======== GIVEN RECORDS ========

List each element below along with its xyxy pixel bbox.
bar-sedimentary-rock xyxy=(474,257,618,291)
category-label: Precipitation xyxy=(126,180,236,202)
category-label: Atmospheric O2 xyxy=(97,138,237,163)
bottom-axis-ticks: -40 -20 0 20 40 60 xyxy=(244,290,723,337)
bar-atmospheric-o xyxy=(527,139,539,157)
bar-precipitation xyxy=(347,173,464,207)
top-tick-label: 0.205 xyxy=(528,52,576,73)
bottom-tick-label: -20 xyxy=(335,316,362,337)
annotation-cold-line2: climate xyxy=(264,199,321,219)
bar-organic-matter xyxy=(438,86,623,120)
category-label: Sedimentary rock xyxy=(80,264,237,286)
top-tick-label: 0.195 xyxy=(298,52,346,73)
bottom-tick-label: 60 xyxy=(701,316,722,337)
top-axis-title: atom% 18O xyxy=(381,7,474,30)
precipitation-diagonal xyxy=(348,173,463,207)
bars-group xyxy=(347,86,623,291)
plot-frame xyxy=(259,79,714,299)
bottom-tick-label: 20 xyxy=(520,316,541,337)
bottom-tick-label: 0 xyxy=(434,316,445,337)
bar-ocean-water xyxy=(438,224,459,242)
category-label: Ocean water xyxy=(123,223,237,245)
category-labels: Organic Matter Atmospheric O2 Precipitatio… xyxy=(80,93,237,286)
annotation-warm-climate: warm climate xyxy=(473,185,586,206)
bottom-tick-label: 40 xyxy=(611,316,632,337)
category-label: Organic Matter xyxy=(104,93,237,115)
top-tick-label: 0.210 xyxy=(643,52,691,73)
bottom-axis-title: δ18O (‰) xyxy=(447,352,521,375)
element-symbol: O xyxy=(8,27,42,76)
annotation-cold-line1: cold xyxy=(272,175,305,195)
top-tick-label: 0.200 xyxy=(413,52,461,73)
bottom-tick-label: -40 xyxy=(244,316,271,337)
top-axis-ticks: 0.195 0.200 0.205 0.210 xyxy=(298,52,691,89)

========

● **INSTRUCTIONS TO FOLLOW**: Convert the lines of the entries, from the first line through the line containing "bottom-axis-title: δ18O (‰)", into a numbered list, skipping any blank lines.

● **ANSWER FOR THIS EXERCISE**:
1. List each element below along with its xyxy pixel bbox.
2. bar-sedimentary-rock xyxy=(474,257,618,291)
3. category-label: Precipitation xyxy=(126,180,236,202)
4. category-label: Atmospheric O2 xyxy=(97,138,237,163)
5. bottom-axis-ticks: -40 -20 0 20 40 60 xyxy=(244,290,723,337)
6. bar-atmospheric-o xyxy=(527,139,539,157)
7. bar-precipitation xyxy=(347,173,464,207)
8. top-tick-label: 0.205 xyxy=(528,52,576,73)
9. bottom-tick-label: -20 xyxy=(335,316,362,337)
10. annotation-cold-line2: climate xyxy=(264,199,321,219)
11. bar-organic-matter xyxy=(438,86,623,120)
12. category-label: Sedimentary rock xyxy=(80,264,237,286)
13. top-tick-label: 0.195 xyxy=(298,52,346,73)
14. bottom-tick-label: 60 xyxy=(701,316,722,337)
15. top-axis-title: atom% 18O xyxy=(381,7,474,30)
16. precipitation-diagonal xyxy=(348,173,463,207)
17. bars-group xyxy=(347,86,623,291)
18. plot-frame xyxy=(259,79,714,299)
19. bottom-tick-label: 20 xyxy=(520,316,541,337)
20. bottom-tick-label: 0 xyxy=(434,316,445,337)
21. bar-ocean-water xyxy=(438,224,459,242)
22. category-label: Ocean water xyxy=(123,223,237,245)
23. category-labels: Organic Matter Atmospheric O2 Precipitatio… xyxy=(80,93,237,286)
24. annotation-warm-climate: warm climate xyxy=(473,185,586,206)
25. bottom-tick-label: 40 xyxy=(611,316,632,337)
26. category-label: Organic Matter xyxy=(104,93,237,115)
27. top-tick-label: 0.210 xyxy=(643,52,691,73)
28. bottom-axis-title: δ18O (‰) xyxy=(447,352,521,375)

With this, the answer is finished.